** start of Exercise inputs **

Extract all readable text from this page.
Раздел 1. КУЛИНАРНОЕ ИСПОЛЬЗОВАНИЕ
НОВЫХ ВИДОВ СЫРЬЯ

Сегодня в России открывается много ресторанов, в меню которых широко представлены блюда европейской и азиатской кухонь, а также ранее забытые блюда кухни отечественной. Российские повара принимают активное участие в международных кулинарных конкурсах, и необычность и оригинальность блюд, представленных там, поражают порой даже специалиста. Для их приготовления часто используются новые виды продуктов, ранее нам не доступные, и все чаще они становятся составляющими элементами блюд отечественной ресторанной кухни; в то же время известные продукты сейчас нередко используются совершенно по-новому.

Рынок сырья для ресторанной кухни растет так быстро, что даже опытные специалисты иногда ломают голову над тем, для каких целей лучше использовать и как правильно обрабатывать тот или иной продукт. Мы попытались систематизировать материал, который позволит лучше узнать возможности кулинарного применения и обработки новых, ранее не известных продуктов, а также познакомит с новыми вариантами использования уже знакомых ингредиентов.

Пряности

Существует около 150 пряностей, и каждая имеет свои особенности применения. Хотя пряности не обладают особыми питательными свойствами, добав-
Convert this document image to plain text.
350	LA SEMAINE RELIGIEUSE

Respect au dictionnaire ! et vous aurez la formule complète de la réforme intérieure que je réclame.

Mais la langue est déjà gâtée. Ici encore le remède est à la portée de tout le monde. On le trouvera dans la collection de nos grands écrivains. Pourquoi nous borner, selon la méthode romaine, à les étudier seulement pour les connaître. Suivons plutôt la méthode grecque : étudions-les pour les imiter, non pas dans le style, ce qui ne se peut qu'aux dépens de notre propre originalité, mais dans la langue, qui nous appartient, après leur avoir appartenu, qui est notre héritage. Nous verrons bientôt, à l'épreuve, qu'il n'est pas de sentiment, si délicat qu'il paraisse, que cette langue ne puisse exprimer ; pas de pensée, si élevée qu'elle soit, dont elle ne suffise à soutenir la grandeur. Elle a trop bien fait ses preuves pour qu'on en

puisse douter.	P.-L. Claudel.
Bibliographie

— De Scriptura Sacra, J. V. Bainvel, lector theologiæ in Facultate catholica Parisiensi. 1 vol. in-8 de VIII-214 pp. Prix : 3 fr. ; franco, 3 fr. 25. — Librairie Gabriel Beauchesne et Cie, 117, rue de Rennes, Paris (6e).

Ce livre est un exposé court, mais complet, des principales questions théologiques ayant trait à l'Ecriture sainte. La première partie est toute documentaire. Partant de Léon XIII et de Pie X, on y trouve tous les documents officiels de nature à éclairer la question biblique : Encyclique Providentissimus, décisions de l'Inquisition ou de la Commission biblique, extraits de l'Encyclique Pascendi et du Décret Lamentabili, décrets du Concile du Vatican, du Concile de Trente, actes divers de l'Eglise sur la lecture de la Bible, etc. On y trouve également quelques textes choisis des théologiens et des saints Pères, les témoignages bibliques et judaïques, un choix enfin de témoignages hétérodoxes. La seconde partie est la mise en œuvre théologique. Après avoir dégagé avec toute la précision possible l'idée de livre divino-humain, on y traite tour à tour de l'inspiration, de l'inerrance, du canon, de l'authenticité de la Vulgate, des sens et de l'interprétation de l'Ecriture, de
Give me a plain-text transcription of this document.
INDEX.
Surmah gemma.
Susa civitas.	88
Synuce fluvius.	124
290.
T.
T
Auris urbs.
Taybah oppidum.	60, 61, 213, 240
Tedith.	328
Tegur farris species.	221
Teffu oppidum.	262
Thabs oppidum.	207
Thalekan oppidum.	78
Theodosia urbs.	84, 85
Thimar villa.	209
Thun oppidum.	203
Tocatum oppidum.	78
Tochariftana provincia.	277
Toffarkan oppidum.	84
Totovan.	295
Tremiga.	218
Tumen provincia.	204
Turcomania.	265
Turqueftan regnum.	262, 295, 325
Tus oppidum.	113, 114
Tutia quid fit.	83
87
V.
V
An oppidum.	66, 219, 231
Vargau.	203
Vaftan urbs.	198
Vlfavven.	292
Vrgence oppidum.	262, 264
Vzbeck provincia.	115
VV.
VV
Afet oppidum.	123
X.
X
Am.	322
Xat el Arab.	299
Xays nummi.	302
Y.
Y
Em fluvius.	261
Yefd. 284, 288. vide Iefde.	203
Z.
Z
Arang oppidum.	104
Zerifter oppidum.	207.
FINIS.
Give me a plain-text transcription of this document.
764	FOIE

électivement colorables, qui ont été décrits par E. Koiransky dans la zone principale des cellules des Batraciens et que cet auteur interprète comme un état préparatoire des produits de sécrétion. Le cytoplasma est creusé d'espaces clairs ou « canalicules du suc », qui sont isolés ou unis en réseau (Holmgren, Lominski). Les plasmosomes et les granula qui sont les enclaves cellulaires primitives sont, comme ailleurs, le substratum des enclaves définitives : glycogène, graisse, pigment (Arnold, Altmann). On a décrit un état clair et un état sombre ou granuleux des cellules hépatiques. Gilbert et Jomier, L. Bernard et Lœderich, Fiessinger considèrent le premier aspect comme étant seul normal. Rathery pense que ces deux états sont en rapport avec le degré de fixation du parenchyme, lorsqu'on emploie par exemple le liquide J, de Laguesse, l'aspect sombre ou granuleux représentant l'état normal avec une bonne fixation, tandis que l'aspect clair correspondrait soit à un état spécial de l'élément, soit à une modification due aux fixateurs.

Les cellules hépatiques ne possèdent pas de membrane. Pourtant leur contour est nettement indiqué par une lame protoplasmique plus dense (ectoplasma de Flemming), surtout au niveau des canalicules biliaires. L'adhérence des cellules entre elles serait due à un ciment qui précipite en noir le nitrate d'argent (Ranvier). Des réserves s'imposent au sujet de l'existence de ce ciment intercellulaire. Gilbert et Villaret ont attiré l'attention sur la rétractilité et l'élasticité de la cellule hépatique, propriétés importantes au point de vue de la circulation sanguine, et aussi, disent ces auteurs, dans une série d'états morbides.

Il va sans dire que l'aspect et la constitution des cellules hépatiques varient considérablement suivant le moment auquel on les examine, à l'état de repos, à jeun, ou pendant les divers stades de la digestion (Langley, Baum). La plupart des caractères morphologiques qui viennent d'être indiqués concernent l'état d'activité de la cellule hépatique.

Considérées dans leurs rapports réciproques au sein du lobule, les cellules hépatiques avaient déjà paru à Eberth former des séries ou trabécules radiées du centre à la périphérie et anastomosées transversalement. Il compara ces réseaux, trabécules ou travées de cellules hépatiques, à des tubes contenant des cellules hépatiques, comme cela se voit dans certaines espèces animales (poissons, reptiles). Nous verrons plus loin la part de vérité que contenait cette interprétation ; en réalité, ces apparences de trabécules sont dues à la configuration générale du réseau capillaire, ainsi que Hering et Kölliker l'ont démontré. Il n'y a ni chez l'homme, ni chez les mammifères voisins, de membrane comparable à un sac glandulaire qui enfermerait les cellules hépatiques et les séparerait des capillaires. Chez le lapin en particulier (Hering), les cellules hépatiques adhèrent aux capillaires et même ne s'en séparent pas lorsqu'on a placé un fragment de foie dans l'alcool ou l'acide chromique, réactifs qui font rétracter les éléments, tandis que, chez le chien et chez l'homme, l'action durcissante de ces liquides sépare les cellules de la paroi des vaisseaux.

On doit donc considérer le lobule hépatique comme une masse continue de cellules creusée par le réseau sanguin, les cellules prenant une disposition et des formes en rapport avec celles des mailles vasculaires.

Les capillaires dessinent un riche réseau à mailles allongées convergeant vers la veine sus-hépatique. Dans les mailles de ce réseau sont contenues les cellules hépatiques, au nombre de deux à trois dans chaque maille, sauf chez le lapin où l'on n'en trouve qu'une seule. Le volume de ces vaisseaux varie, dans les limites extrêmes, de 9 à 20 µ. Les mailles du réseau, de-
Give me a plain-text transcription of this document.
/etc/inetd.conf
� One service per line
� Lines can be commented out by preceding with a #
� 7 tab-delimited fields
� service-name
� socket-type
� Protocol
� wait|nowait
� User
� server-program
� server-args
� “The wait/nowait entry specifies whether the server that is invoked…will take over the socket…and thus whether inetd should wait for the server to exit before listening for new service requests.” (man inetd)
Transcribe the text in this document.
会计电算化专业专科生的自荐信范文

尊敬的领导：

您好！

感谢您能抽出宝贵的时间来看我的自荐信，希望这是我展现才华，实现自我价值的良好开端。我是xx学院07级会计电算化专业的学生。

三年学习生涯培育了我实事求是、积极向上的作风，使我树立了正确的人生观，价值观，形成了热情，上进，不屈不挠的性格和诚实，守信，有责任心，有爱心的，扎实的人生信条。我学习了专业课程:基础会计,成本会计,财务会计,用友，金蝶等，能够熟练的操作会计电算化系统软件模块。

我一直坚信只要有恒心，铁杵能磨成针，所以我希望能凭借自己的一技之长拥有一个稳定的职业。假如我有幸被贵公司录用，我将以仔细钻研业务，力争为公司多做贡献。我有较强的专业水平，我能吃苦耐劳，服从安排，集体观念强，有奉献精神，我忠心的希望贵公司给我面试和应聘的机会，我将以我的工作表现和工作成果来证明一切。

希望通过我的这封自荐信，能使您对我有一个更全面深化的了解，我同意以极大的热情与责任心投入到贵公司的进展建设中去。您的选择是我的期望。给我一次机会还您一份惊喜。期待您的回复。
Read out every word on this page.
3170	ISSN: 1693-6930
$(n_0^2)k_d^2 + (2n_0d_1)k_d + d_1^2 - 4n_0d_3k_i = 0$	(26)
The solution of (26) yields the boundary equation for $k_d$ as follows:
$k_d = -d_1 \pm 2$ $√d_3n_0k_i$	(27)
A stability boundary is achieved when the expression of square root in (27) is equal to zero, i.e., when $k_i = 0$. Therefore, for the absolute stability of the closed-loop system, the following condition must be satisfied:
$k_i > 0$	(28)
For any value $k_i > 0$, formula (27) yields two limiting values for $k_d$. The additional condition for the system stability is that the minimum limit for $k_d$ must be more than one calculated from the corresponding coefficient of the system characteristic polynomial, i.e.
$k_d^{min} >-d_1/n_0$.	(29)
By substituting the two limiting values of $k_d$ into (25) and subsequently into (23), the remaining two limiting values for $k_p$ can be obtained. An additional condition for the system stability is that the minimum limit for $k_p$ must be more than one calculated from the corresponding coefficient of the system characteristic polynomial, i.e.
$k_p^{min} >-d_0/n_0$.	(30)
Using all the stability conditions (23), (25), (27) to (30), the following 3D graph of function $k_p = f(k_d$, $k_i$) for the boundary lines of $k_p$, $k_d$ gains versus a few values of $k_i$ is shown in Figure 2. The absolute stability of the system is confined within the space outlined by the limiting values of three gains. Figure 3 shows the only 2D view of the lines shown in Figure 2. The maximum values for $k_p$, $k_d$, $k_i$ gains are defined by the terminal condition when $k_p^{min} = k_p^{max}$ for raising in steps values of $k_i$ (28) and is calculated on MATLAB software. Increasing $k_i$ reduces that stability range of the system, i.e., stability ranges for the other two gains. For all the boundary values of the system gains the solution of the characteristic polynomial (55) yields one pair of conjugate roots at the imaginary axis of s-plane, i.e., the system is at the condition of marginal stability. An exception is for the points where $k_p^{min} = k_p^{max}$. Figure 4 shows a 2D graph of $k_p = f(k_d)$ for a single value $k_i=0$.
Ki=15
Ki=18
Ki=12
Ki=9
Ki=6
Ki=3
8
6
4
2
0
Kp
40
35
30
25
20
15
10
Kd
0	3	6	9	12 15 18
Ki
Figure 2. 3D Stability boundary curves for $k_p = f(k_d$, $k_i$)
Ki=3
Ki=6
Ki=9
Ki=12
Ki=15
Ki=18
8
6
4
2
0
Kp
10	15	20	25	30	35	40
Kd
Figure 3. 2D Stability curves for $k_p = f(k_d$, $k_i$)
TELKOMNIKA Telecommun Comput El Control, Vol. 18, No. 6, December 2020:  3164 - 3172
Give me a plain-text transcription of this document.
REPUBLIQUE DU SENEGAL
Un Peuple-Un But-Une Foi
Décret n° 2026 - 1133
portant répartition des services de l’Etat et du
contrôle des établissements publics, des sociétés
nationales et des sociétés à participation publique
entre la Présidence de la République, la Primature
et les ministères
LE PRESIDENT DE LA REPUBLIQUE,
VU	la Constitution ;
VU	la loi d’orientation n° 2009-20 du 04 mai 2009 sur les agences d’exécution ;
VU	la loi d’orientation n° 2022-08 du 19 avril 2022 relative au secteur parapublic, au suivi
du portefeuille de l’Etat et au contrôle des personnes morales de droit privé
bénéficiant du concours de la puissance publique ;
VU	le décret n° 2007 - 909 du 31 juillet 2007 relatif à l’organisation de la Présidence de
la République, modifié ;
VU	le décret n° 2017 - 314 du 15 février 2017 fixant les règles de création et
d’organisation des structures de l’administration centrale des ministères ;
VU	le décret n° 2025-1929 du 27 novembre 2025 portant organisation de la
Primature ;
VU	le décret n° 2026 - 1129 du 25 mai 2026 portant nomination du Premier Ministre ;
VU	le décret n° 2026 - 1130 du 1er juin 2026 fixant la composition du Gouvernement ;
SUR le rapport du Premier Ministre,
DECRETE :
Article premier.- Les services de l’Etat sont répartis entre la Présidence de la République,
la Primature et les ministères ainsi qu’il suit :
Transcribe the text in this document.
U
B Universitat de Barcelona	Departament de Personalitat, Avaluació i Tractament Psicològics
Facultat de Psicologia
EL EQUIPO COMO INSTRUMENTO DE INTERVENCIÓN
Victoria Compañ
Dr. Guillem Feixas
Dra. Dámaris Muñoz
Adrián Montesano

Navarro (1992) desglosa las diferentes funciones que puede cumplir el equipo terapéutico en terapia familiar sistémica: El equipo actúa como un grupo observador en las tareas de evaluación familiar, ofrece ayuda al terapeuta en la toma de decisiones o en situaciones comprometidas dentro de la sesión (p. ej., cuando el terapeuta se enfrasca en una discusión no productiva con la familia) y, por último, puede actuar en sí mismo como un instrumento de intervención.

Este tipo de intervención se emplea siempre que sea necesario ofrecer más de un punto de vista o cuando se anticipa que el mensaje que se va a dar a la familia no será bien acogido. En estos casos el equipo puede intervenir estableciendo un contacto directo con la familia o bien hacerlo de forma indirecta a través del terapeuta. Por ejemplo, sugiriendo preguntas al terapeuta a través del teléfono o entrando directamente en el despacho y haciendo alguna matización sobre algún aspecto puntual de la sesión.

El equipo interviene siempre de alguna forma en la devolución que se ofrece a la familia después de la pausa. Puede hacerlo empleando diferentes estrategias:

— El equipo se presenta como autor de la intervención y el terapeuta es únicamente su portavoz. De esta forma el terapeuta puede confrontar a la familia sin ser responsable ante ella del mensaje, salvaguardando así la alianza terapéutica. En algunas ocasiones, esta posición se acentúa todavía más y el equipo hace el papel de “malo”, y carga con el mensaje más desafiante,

** end of Exercise inputs **

What to do:
Select every line of the records holding the string "terapeuta".

Response:
Navarro (1992) desglosa las diferentes funciones que puede cumplir el equipo terapéutico en terapia familiar sistémica: El equipo actúa como un grupo observador en las tareas de evaluación familiar, ofrece ayuda al terapeuta en la toma de decisiones o en situaciones comprometidas dentro de la sesión (p. ej., cuando el terapeuta se enfrasca en una discusión no productiva con la familia) y, por último, puede actuar en sí mismo como un instrumento de intervención.
Este tipo de intervención se emplea siempre que sea necesario ofrecer más de un punto de vista o cuando se anticipa que el mensaje que se va a dar a la familia no será bien acogido. En estos casos el equipo puede intervenir estableciendo un contacto directo con la familia o bien hacerlo de forma indirecta a través del terapeuta. Por ejemplo, sugiriendo preguntas al terapeuta a través del teléfono o entrando directamente en el despacho y haciendo alguna matización sobre algún aspecto puntual de la sesión.
— El equipo se presenta como autor de la intervención y el terapeuta es únicamente su portavoz. De esta forma el terapeuta puede confrontar a la familia sin ser responsable ante ella del mensaje, salvaguardando así la alianza terapéutica. En algunas ocasiones, esta posición se acentúa todavía más y el equipo hace el papel de “malo”, y carga con el mensaje más desafiante,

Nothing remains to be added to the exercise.